→ RECORDS TO PROCESS
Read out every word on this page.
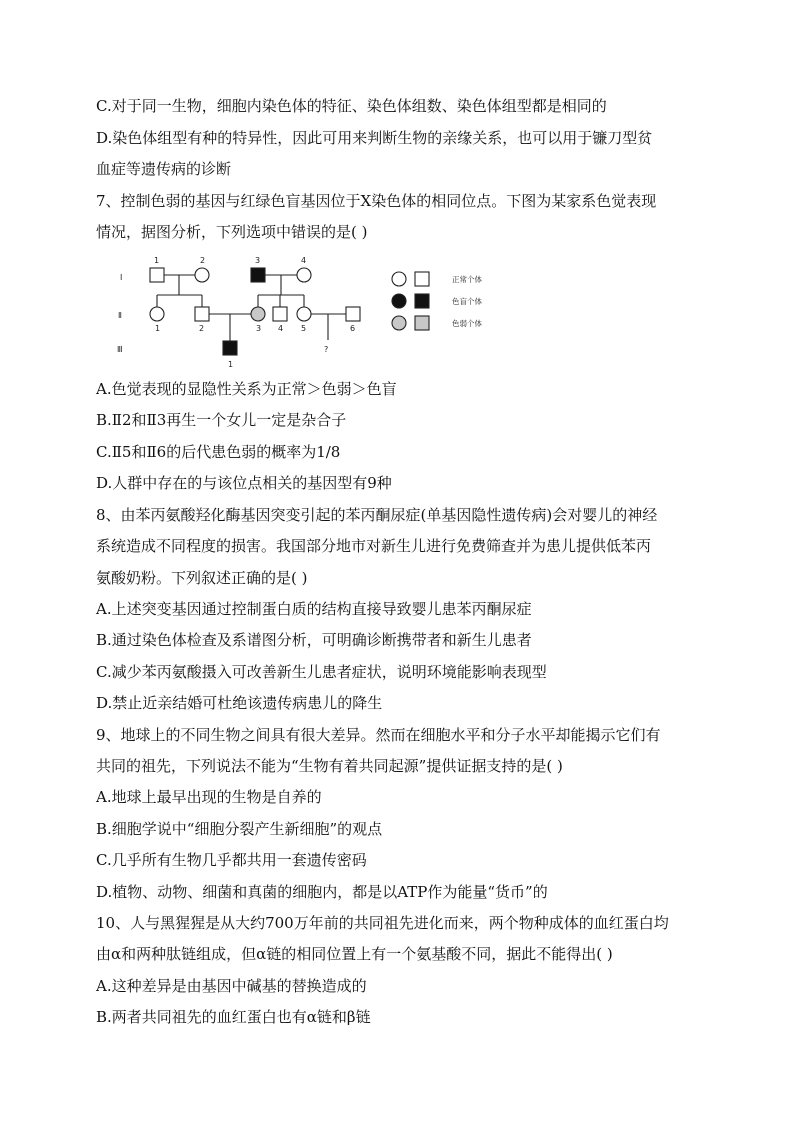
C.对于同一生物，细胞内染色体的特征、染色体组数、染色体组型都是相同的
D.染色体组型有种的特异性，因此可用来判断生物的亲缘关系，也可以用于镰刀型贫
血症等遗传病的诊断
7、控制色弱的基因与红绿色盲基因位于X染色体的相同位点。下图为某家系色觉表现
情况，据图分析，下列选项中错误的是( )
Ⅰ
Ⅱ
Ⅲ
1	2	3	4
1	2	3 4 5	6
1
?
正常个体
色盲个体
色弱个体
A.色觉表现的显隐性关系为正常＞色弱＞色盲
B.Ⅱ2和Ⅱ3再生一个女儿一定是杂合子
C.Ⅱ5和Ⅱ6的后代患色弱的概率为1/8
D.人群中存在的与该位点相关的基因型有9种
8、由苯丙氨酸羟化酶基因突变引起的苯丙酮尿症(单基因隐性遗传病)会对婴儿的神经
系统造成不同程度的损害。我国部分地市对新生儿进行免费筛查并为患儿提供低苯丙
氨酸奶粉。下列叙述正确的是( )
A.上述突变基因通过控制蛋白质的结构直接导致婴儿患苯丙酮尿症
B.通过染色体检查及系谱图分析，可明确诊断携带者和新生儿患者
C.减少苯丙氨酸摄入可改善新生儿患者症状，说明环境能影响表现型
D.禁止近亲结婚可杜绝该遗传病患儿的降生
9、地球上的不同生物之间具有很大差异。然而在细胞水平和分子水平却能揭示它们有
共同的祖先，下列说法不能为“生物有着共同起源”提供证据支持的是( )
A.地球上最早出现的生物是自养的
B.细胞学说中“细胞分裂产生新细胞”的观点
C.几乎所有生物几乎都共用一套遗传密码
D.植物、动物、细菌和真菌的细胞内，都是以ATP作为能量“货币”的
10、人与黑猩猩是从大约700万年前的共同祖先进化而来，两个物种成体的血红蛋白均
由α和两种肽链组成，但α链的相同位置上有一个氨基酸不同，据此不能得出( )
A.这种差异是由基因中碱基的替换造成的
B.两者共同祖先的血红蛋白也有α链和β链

--

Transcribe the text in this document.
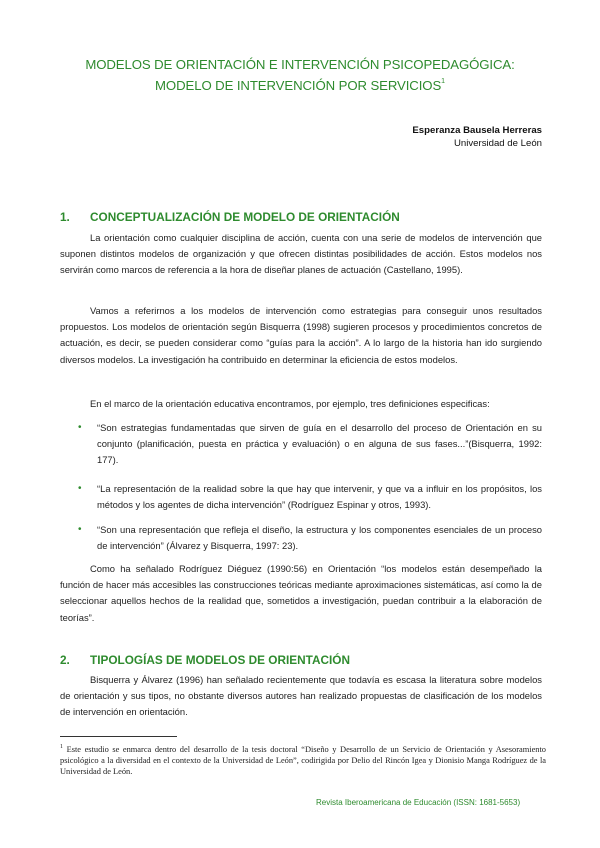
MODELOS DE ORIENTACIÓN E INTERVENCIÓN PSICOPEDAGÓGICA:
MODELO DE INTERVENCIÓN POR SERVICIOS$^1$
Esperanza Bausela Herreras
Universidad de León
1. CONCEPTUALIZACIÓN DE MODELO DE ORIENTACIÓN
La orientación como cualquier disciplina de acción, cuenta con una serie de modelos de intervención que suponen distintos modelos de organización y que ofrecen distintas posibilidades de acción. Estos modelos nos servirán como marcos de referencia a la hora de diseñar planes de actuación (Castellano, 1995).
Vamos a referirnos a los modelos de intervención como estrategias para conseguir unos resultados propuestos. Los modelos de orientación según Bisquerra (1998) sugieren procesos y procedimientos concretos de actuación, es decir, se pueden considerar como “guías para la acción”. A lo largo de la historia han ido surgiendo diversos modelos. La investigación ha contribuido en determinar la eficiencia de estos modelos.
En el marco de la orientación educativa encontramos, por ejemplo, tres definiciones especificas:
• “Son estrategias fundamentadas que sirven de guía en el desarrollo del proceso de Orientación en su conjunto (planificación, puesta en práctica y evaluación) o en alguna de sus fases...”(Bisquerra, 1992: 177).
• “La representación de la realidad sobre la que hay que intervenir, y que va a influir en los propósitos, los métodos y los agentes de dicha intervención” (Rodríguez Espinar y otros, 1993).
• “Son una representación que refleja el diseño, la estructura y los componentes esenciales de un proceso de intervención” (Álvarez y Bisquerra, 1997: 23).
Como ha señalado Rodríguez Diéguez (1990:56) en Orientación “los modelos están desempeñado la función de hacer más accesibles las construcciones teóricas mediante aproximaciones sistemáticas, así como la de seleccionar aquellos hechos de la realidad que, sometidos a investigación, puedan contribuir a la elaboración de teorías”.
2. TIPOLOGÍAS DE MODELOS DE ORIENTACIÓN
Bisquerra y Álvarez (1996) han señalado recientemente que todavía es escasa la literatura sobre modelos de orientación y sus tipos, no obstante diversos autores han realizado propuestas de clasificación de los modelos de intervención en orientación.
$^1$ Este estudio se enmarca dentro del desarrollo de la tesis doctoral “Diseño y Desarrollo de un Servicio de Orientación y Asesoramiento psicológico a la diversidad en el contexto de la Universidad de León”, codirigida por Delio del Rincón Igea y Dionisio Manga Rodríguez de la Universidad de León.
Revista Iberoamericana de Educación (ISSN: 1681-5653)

→ PROBLEM DETAILS
Look over the listing above. Pick out and copy every line that includes "this".

→ COMPLETED EXERCISE
Read out every word on this page.
Transcribe the text in this document.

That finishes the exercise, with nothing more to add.